- _ENTRIES SHOWN_:

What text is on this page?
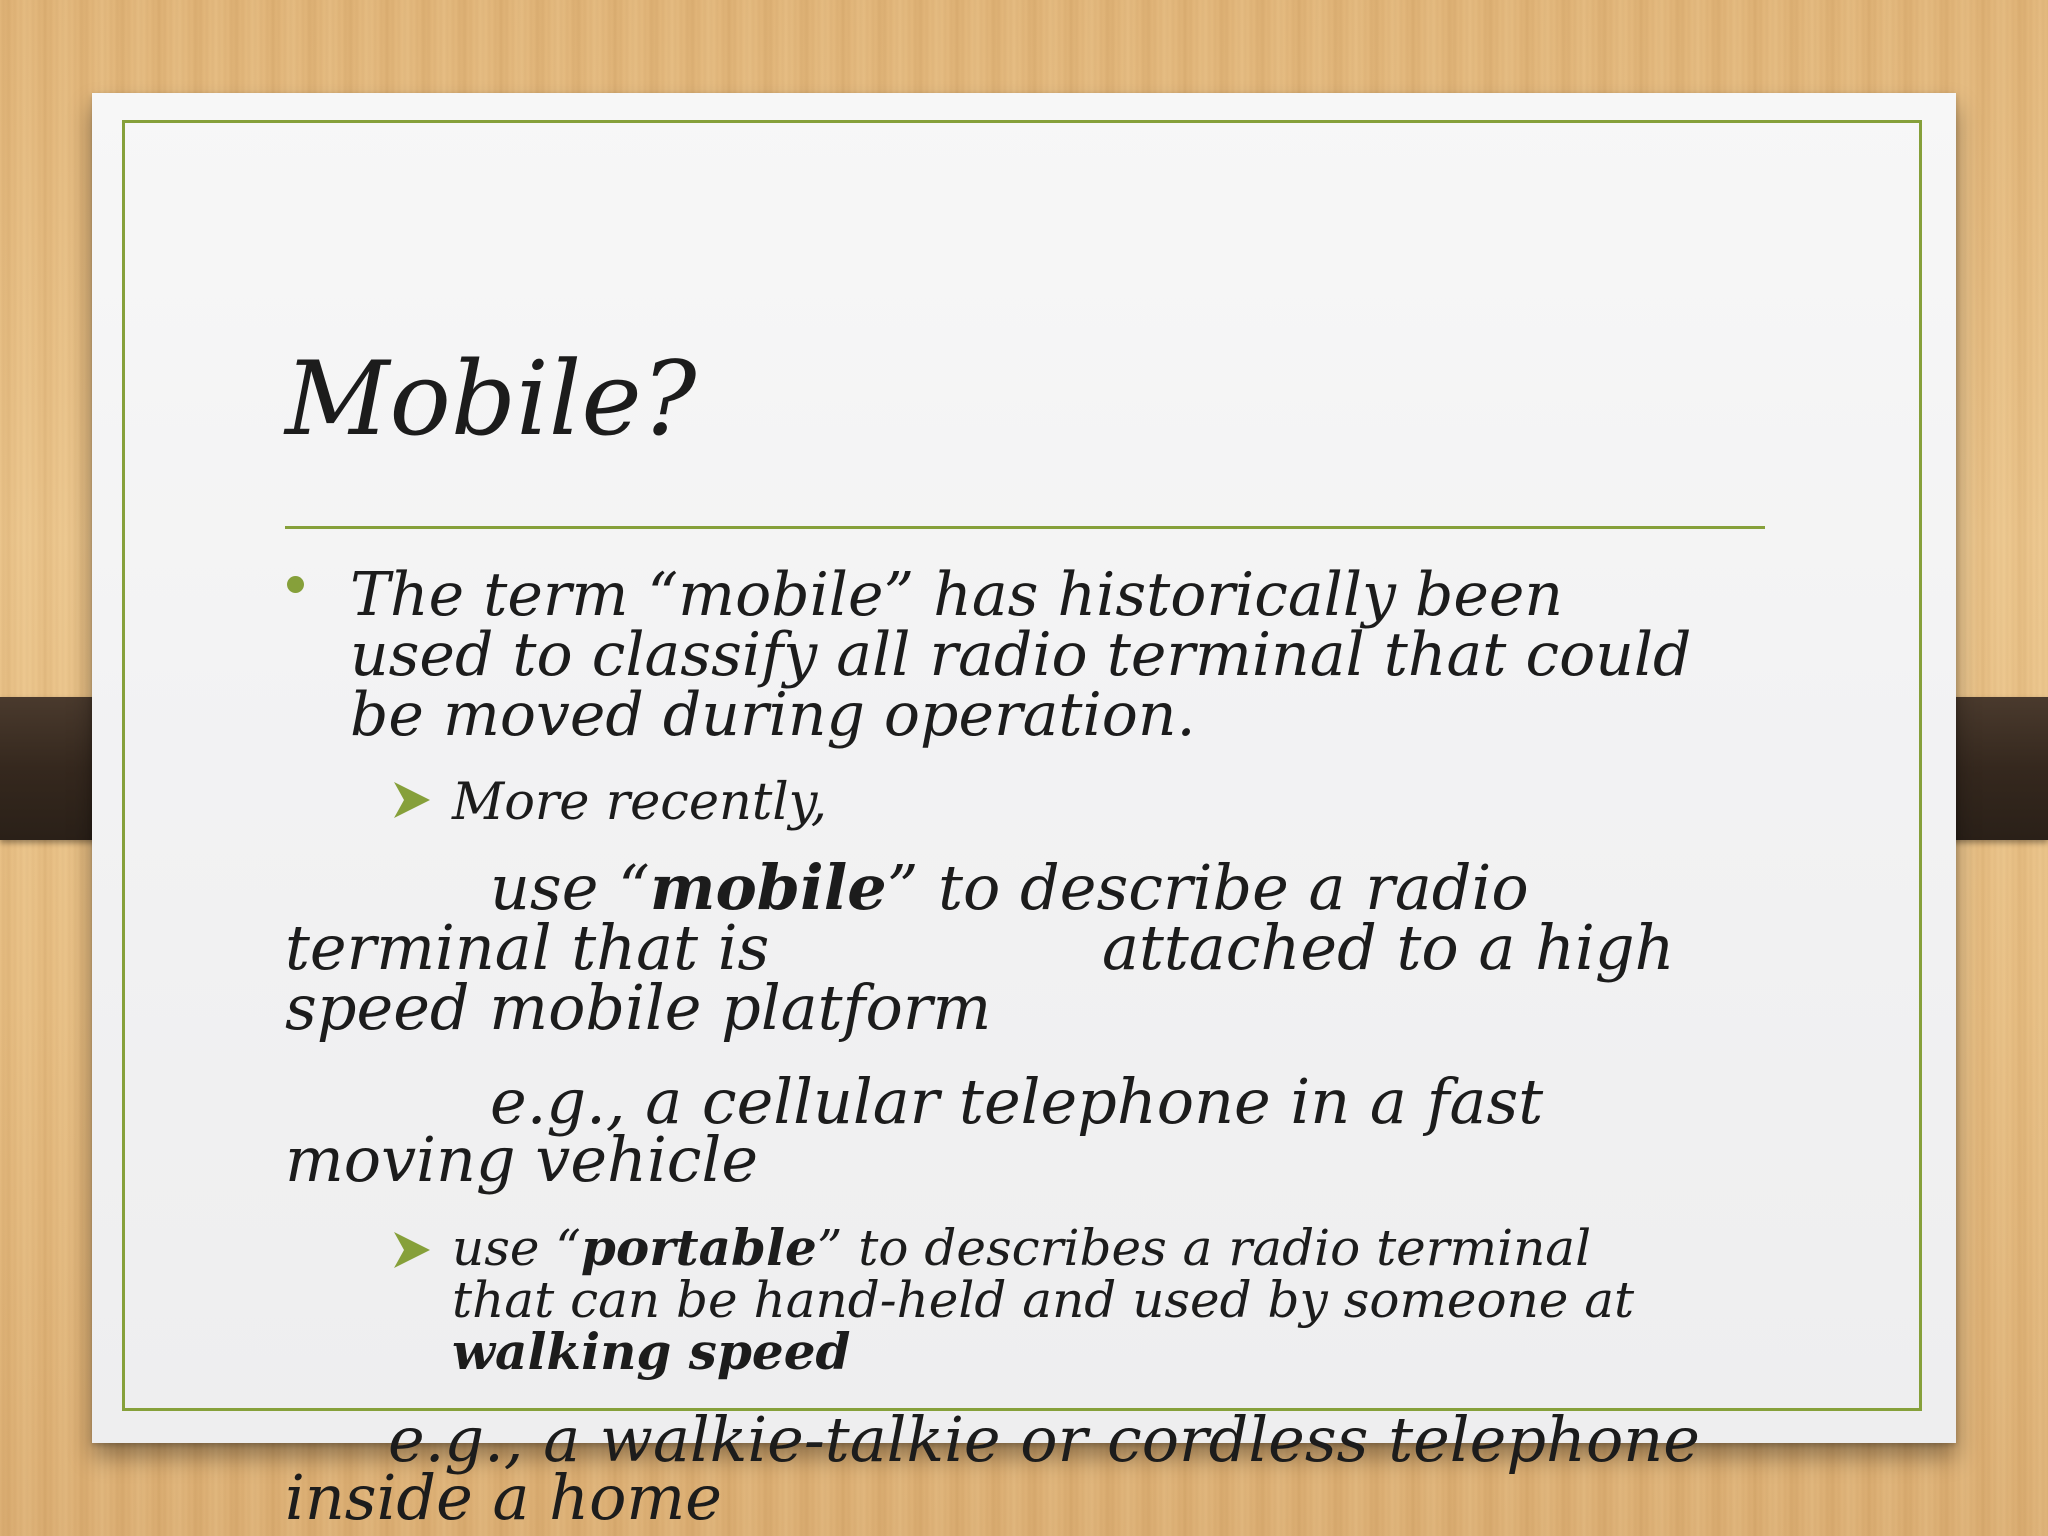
Mobile?

The term “mobile” has historically been

used to classify all radio terminal that could

be moved during operation.

More recently,

use “mobile” to describe a radio

terminal that is	attached to a high

speed mobile platform

e.g., a cellular telephone in a fast

moving vehicle

use “portable” to describes a radio terminal

that can be hand-held and used by someone at

walking speed

e.g., a walkie-talkie or cordless telephone

inside a home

- _WHAT THE TASK ASKS_:
Gather all lines where the word "that" appears.

- _ANSWER_:
used to classify all radio terminal that could
terminal that is	attached to a high
that can be hand-held and used by someone at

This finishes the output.